WHAT IS NEEDED:
In the following material, identify every line holding the string "Earnings" and return it.

THE RECORDS:
+ + +

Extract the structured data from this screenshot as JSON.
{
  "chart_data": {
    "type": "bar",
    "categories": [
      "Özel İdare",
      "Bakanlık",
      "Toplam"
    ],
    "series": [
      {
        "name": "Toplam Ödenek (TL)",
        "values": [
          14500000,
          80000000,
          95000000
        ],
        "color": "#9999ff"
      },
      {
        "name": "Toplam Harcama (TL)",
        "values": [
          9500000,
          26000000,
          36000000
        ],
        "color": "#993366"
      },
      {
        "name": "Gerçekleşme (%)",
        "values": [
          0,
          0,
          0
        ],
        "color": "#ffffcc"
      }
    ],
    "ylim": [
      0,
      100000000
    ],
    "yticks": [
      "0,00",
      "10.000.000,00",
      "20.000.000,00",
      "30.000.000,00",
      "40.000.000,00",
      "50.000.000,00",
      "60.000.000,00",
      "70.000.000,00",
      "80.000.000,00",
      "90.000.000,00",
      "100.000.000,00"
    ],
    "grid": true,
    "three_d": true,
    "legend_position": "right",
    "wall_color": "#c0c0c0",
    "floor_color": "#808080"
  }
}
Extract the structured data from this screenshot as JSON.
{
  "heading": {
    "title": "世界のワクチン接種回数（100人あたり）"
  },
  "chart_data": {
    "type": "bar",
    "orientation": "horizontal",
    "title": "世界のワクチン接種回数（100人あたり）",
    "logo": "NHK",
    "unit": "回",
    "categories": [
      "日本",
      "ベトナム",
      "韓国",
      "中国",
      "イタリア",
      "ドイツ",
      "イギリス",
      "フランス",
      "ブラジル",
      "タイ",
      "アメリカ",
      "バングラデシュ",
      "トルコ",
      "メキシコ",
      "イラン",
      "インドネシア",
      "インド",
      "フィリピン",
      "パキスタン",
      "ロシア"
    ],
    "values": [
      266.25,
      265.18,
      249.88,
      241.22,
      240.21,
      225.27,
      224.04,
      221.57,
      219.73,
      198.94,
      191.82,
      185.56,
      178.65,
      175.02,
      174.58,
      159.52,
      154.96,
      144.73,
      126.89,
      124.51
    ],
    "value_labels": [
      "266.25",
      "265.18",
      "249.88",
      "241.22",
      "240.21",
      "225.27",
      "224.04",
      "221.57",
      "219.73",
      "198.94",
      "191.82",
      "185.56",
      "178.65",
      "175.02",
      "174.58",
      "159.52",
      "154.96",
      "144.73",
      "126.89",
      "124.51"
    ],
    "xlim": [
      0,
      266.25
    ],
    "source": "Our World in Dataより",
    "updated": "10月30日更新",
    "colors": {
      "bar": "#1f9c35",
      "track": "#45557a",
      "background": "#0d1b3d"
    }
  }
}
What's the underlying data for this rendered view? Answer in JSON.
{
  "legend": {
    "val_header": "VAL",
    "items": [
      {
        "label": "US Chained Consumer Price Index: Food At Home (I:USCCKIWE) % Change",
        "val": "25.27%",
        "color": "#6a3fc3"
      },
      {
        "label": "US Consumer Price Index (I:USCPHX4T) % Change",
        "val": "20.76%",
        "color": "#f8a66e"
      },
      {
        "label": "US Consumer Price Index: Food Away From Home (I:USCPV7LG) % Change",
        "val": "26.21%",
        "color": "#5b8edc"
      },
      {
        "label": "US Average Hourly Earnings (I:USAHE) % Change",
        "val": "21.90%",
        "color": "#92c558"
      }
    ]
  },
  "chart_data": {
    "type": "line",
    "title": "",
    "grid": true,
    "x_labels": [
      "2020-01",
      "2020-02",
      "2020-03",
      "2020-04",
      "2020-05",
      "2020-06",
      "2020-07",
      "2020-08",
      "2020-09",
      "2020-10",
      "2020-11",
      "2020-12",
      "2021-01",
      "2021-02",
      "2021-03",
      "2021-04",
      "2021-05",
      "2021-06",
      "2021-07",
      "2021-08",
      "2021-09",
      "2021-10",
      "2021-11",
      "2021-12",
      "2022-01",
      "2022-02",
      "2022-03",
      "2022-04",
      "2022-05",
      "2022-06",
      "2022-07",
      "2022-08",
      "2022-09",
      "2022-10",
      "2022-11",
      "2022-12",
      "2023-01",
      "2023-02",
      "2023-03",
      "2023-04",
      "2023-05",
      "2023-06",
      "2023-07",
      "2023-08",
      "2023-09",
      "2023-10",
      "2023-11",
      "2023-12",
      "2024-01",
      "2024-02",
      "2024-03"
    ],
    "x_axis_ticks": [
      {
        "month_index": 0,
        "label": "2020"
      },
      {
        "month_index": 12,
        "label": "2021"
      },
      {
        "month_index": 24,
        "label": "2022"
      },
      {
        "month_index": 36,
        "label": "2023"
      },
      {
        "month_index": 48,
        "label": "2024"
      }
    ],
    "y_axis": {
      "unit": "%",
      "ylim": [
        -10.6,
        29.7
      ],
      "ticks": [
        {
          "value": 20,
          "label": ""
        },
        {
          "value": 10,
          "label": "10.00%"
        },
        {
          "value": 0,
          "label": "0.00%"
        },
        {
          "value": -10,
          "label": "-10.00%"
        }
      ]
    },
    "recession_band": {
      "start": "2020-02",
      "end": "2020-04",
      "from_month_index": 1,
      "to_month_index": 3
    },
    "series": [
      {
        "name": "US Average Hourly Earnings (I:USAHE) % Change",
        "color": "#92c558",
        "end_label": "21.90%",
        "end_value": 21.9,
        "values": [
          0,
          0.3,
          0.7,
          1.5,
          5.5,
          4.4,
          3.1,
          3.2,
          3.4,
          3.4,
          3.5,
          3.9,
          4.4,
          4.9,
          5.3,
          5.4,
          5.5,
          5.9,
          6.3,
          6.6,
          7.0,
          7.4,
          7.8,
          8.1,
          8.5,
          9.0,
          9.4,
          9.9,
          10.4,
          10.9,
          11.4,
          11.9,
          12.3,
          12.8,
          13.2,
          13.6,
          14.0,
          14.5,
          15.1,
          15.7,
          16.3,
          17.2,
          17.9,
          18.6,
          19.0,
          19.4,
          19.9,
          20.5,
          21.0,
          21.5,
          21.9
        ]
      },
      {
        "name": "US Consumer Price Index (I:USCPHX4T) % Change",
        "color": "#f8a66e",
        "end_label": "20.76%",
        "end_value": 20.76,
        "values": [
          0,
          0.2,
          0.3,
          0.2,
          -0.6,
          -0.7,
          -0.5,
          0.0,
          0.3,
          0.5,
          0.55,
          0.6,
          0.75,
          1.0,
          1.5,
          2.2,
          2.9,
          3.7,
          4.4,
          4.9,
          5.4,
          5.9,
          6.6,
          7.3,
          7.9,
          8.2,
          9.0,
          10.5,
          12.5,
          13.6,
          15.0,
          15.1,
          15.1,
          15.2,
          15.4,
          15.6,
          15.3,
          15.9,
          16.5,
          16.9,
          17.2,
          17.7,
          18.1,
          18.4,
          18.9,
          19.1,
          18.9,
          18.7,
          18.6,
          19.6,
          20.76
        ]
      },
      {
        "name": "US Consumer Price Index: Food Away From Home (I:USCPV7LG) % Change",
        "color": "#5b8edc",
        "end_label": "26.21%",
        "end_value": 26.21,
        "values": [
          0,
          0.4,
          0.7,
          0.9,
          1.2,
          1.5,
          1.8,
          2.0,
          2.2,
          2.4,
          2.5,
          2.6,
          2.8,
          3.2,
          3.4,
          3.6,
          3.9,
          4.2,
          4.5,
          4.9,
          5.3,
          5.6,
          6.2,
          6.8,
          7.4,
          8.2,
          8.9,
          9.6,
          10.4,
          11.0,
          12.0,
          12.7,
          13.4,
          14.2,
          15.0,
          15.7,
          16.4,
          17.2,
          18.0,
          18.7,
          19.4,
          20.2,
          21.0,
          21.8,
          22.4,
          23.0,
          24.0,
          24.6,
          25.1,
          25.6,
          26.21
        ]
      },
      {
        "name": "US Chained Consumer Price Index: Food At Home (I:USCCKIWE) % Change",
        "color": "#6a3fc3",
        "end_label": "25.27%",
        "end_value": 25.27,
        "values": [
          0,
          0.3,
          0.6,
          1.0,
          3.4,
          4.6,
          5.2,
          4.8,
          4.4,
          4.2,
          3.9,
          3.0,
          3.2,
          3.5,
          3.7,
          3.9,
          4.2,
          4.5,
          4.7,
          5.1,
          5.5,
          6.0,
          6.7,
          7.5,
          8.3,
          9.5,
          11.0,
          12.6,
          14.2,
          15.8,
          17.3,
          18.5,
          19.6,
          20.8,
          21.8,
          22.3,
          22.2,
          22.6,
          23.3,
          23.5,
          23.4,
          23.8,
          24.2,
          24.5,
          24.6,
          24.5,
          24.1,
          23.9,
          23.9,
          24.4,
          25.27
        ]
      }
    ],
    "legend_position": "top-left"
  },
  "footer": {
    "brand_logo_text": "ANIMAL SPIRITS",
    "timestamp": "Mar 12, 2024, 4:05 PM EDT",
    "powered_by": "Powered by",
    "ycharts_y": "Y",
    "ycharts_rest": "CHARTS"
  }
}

+ + +

REPLY TO THE TASK:
        "label": "US Average Hourly Earnings (I:USAHE) % Change",
        "name": "US Average Hourly Earnings (I:USAHE) % Change",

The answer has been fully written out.